Tasklets are rarely disabled, I think that's quite important to stress.
Tasklets do not function very well (heavy spinning) while disabled.

> >   #endif /* __I915_GEM_H__ */
> > diff --git a/drivers/gpu/drm/i915/i915_irq.c b/drivers/gpu/drm/i915/i915_irq.c
> > index 46aaef5c1851..316d0b08d40f 100644
> > --- a/drivers/gpu/drm/i915/i915_irq.c
> > +++ b/drivers/gpu/drm/i915/i915_irq.c
> > @@ -1469,14 +1469,10 @@ static void snb_gt_irq_handler(struct drm_i915_private *dev_priv,
> >   static void
> >   gen8_cs_irq_handler(struct intel_engine_cs *engine, u32 iir)
> >   {
> > -     struct intel_engine_execlists * const execlists = &engine->execlists;
> >       bool tasklet = false;
> >   
> > -     if (iir & GT_CONTEXT_SWITCH_INTERRUPT) {
> > -             if (READ_ONCE(engine->execlists.active))
> 
> What is the thinking behind this change? It used to be that we scheduled 
> the tasklet only when we knew we are expecting interrupts and now we 
> don't care any more for some reason?

The filtering is done inside process_csb(). We filtered on active
previously as some interrupts were seemingly going astray, now I am much
more confident that all are accounted for.

> > -                     tasklet = !test_and_set_bit(ENGINE_IRQ_EXECLIST,
> > -                                                 &engine->irq_posted);
> 
> And this is gone as well. Can you put a paragraph in the commit message 
> explaining the change? It doesn't seem immediately connected with direct 
> submission.

Removing one heavyweight atomic operation in the latency sensitive
interrupt.

> > +     if (iir & GT_CONTEXT_SWITCH_INTERRUPT)
> > +             tasklet = true;
> >   
> >       if (iir & GT_RENDER_USER_INTERRUPT) {
> >               notify_ring(engine);
> > @@ -1484,7 +1480,7 @@ gen8_cs_irq_handler(struct intel_engine_cs *engine, u32 iir)
> >       }
> >   
> >       if (tasklet)
> > -             tasklet_hi_schedule(&execlists->tasklet);
> > +             tasklet_hi_schedule(&engine->execlists.tasklet);
> >   }
> >   
> >   static void gen8_gt_irq_ack(struct drm_i915_private *i915,
> > @@ -2216,7 +2212,6 @@ static irqreturn_t cherryview_irq_handler(int irq, void *arg)
> >   
> >               I915_WRITE(VLV_IER, ier);
> >               I915_WRITE(GEN8_MASTER_IRQ, GEN8_MASTER_IRQ_CONTROL);
> > -             POSTING_READ(GEN8_MASTER_IRQ);
> 
> What is this?

Something that I haven't managed to kill yet.

DATA RECORDS:
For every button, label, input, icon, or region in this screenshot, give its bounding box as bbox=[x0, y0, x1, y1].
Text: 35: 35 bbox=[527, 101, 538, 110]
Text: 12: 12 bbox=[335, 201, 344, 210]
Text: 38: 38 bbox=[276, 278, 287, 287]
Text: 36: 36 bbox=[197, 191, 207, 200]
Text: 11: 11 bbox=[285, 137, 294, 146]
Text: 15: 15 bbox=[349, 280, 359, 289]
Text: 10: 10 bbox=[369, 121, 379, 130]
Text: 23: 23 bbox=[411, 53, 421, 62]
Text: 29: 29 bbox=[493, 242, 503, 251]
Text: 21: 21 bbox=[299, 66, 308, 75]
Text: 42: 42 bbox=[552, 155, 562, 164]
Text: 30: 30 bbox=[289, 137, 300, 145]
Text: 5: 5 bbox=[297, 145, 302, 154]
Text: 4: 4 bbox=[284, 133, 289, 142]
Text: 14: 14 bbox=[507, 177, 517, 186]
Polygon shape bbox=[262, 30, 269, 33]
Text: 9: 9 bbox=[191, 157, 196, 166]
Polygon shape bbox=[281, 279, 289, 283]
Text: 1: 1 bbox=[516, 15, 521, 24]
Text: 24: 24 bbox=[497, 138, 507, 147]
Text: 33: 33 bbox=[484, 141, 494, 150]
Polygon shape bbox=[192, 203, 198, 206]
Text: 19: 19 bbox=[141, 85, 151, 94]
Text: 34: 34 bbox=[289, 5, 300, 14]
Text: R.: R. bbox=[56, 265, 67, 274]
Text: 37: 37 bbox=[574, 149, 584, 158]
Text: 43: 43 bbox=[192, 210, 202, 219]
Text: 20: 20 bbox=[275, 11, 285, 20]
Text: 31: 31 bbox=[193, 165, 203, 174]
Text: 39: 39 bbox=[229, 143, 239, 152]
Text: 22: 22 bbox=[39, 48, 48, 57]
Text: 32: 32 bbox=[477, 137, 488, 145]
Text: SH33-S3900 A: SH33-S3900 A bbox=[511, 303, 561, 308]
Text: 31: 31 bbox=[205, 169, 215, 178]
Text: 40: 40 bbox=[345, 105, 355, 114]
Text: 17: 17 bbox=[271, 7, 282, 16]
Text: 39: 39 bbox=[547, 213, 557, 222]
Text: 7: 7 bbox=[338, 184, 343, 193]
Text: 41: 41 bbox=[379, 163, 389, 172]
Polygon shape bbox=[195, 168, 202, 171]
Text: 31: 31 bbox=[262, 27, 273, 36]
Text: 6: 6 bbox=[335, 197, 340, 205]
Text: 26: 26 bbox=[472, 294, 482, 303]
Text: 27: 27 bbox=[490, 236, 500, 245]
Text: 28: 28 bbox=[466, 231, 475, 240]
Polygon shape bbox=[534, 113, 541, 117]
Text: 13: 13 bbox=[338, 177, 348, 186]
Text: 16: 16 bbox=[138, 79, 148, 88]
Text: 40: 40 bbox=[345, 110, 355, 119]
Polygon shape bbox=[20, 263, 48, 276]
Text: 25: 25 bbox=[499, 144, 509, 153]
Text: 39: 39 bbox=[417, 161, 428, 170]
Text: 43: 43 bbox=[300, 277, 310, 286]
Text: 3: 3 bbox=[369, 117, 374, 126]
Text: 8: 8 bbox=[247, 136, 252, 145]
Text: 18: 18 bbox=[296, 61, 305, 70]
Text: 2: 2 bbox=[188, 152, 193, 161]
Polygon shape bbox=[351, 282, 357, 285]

EXERCISE BRIEF:
Answer these three questions about the i915 patch review thread, one per line:
1. According to the reply, where is the filtering of context-switch interrupts now done?
2. What reason does the reply give for removing the test_and_set_bit call?
3. Which file does the diff modify?

COMPLETE RESPONSE:
1. Inside process_csb().
2. It removes one heavyweight atomic operation from the latency-sensitive interrupt.
3. drivers/gpu/drm/i915/i915_irq.c